NP, Amusing Piece on Book Store Customer

cj hurtt cj6 at casco.net
Mon Oct 29 09:45:16 CST 2001


i work in a bookstore. this stuff happens to me all the time.


>More Funnies From the World of Bookstores
>
>By Bob Levey, Washington Post
>
>Friday, October 26, 2001; Page C09
>
>Ro-bare has been remiss. For more than three months, he has been sitting on
>sidesplitting submissions about life in bookstores. It is high time to put
>Robert's remiss-ness into remission.
>
>The following tales floated my way because of a column I did early in the
>summer about how dopey bookstore customers can be.
>
>"Has Shakespeare written anything new lately?" one hopeless customer wanted
>to know.
>
>Or how about:
>
>"What is nonfiction?"
>
>"I need a book for my wife. It has 'water' in the title."
>
>"Do you have 'The Diary of Ben Frank'?"

Data block ->

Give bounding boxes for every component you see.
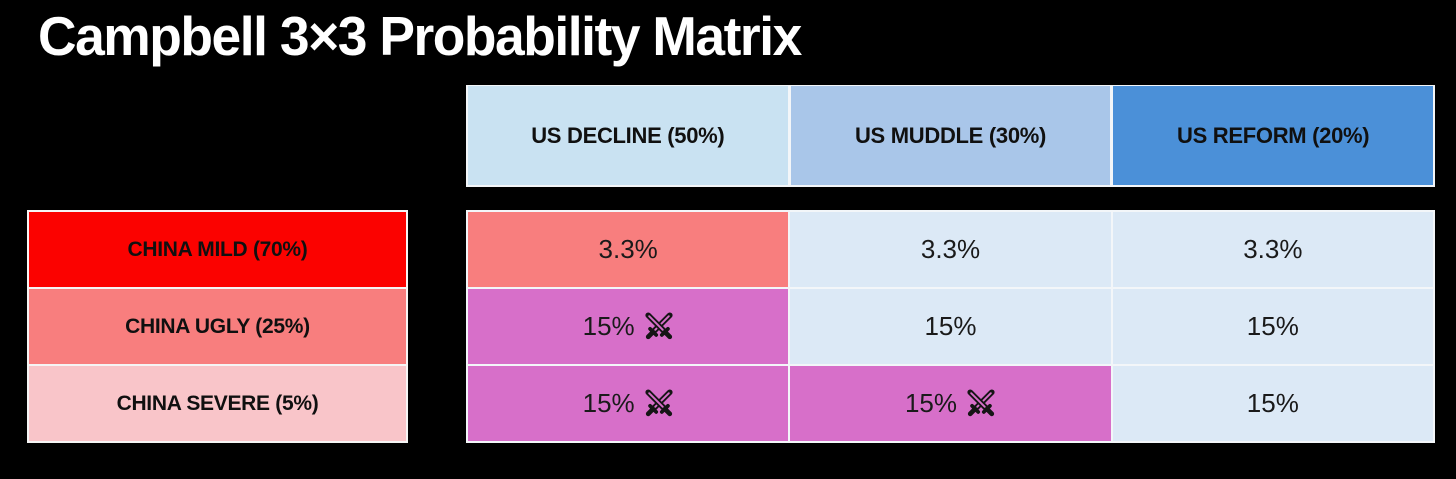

Exercises ->
**a.** Which customer remarks does the bookstore post quote? List each one.
**b.** Extract everything in the bookstore post from "NP, Amusing Piece" down to "all the time.".
**c.** On what date and page of the Washington Post did the column in the bookstore post run?

Solutions to the problems ->
**a.**
- "Has Shakespeare written anything new lately?"
- "What is nonfiction?"
- "I need a book for my wife. It has 'water' in the title."
- "Do you have 'The Diary of Ben Frank'?"

**b.**
NP, Amusing Piece on Book Store Customer

cj hurtt cj6 at casco.net
Mon Oct 29 09:45:16 CST 2001


i work in a bookstore. this stuff happens to me all the time.

**c.** Friday, October 26, 2001, on Page C09.